Make an exact copy of all the material below, apart from the pictures.
** start Records provided **
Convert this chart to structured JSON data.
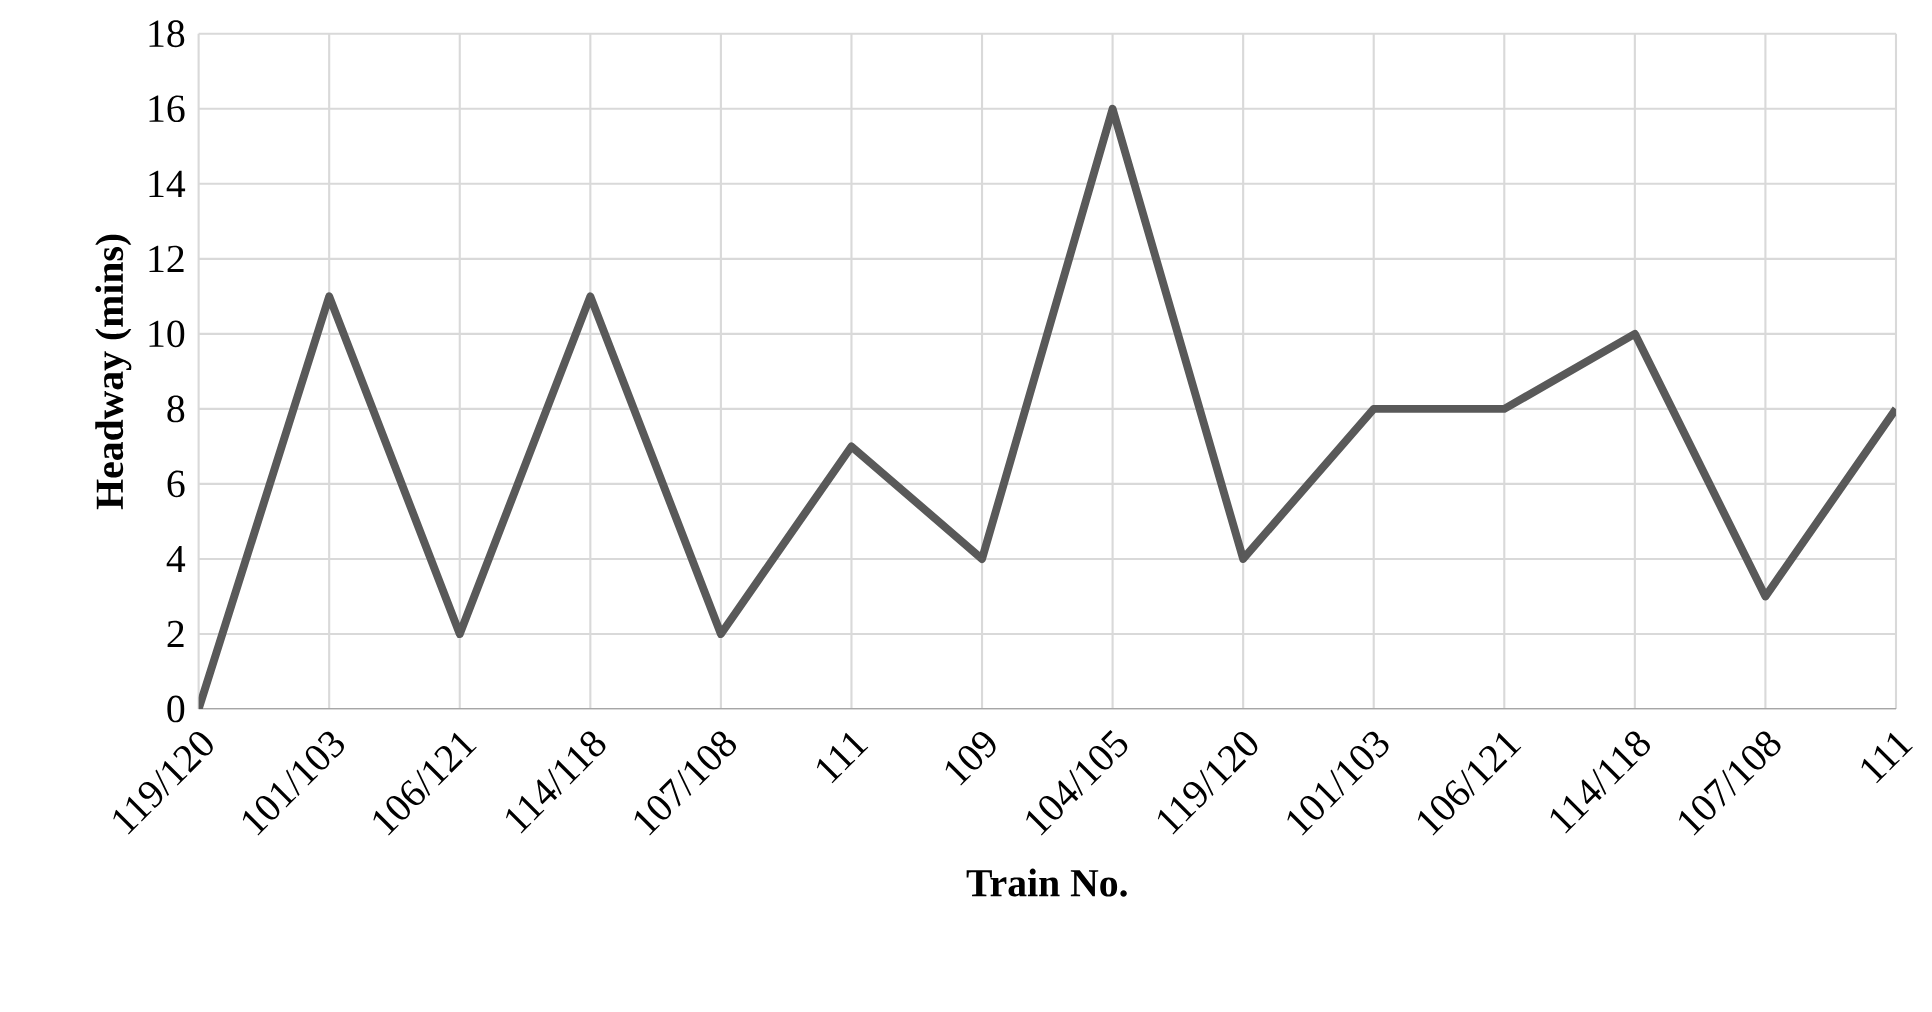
{
  "chart_data": {
    "type": "line",
    "xlabel": "Train  No.",
    "ylabel": "Headway (mins)",
    "categories": [
      "119/120",
      "101/103",
      "106/121",
      "114/118",
      "107/108",
      "111",
      "109",
      "104/105",
      "119/120",
      "101/103",
      "106/121",
      "114/118",
      "107/108",
      "111"
    ],
    "series": [
      {
        "color": "#595959",
        "values": [
          0,
          11,
          2,
          11,
          2,
          7,
          4,
          16,
          4,
          8,
          8,
          10,
          3,
          8
        ]
      }
    ],
    "ylim": [
      0,
      18
    ],
    "yticks": [
      0,
      2,
      4,
      6,
      8,
      10,
      12,
      14,
      16,
      18
    ],
    "grid": true
  }
}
** end Records provided **
-- Task output --
Convert this chart to structured JSON data.
{
  "chart_data": {
    "type": "line",
    "xlabel": "Train  No.",
    "ylabel": "Headway (mins)",
    "categories": [
      "119/120",
      "101/103",
      "106/121",
      "114/118",
      "107/108",
      "111",
      "109",
      "104/105",
      "119/120",
      "101/103",
      "106/121",
      "114/118",
      "107/108",
      "111"
    ],
    "series": [
      {
        "color": "#595959",
        "values": [
          0,
          11,
          2,
          11,
          2,
          7,
          4,
          16,
          4,
          8,
          8,
          10,
          3,
          8
        ]
      }
    ],
    "ylim": [
      0,
      18
    ],
    "yticks": [
      0,
      2,
      4,
      6,
      8,
      10,
      12,
      14,
      16,
      18
    ],
    "grid": true
  }
}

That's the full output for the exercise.